** Begin RAW DATA **

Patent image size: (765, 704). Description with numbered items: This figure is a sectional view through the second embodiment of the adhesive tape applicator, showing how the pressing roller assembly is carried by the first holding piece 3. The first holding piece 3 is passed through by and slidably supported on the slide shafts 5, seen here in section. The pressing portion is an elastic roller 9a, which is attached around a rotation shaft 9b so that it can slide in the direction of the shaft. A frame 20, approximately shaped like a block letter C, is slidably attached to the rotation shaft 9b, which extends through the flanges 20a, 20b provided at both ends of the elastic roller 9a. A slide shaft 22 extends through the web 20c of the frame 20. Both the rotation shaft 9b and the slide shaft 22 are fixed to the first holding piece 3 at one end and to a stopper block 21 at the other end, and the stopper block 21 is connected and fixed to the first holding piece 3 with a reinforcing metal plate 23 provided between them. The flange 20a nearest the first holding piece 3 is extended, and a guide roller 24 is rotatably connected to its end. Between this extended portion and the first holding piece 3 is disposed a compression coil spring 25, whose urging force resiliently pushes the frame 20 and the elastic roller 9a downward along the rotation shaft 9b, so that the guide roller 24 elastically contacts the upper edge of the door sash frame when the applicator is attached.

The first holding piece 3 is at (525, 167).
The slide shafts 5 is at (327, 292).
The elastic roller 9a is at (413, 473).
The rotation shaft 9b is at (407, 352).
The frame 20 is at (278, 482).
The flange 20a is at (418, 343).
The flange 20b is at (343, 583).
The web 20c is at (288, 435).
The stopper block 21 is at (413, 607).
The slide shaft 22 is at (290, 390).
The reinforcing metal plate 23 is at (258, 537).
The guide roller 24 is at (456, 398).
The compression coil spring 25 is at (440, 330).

** End RAW DATA **

* GIVEN INSTRUCTION:
Show every line of the rows above that contains the string "guide", treating uppercase and lowercase as different.

* OUTPUT FOR THIS EXERCISE:
Patent image size: (765, 704). Description with numbered items: This figure is a sectional view through the second embodiment of the adhesive tape applicator, showing how the pressing roller assembly is carried by the first holding piece 3. The first holding piece 3 is passed through by and slidably supported on the slide shafts 5, seen here in section. The pressing portion is an elastic roller 9a, which is attached around a rotation shaft 9b so that it can slide in the direction of the shaft. A frame 20, approximately shaped like a block letter C, is slidably attached to the rotation shaft 9b, which extends through the flanges 20a, 20b provided at both ends of the elastic roller 9a. A slide shaft 22 extends through the web 20c of the frame 20. Both the rotation shaft 9b and the slide shaft 22 are fixed to the first holding piece 3 at one end and to a stopper block 21 at the other end, and the stopper block 21 is connected and fixed to the first holding piece 3 with a reinforcing metal plate 23 provided between them. The flange 20a nearest the first holding piece 3 is extended, and a guide roller 24 is rotatably connected to its end. Between this extended portion and the first holding piece 3 is disposed a compression coil spring 25, whose urging force resiliently pushes the frame 20 and the elastic roller 9a downward along the rotation shaft 9b, so that the guide roller 24 elastically contacts the upper edge of the door sash frame when the applicator is attached.
The guide roller 24 is at (456, 398).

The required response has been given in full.